-- START OF Entries --

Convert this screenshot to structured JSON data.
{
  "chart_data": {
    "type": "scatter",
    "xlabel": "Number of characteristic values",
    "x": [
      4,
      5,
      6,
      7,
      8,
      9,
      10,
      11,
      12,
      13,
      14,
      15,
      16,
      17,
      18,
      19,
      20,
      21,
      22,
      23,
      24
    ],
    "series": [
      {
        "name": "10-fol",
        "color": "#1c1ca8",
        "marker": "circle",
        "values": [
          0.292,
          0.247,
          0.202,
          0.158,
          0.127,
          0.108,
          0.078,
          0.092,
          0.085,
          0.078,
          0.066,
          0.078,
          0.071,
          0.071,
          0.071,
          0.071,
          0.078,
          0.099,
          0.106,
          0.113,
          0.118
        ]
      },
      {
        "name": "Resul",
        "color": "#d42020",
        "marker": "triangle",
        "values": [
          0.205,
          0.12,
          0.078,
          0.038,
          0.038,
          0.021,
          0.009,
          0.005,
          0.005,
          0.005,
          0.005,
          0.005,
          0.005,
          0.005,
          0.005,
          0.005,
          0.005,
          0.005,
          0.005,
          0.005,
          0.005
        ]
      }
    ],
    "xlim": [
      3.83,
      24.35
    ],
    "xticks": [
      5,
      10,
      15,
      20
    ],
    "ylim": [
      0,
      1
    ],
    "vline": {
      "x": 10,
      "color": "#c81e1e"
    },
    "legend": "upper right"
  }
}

-- END OF Entries --

- [Description of the task] Copy the material above, line for line.

- [Task answer]
Convert this screenshot to structured JSON data.
{
  "chart_data": {
    "type": "scatter",
    "xlabel": "Number of characteristic values",
    "x": [
      4,
      5,
      6,
      7,
      8,
      9,
      10,
      11,
      12,
      13,
      14,
      15,
      16,
      17,
      18,
      19,
      20,
      21,
      22,
      23,
      24
    ],
    "series": [
      {
        "name": "10-fol",
        "color": "#1c1ca8",
        "marker": "circle",
        "values": [
          0.292,
          0.247,
          0.202,
          0.158,
          0.127,
          0.108,
          0.078,
          0.092,
          0.085,
          0.078,
          0.066,
          0.078,
          0.071,
          0.071,
          0.071,
          0.071,
          0.078,
          0.099,
          0.106,
          0.113,
          0.118
        ]
      },
      {
        "name": "Resul",
        "color": "#d42020",
        "marker": "triangle",
        "values": [
          0.205,
          0.12,
          0.078,
          0.038,
          0.038,
          0.021,
          0.009,
          0.005,
          0.005,
          0.005,
          0.005,
          0.005,
          0.005,
          0.005,
          0.005,
          0.005,
          0.005,
          0.005,
          0.005,
          0.005,
          0.005
        ]
      }
    ],
    "xlim": [
      3.83,
      24.35
    ],
    "xticks": [
      5,
      10,
      15,
      20
    ],
    "ylim": [
      0,
      1
    ],
    "vline": {
      "x": 10,
      "color": "#c81e1e"
    },
    "legend": "upper right"
  }
}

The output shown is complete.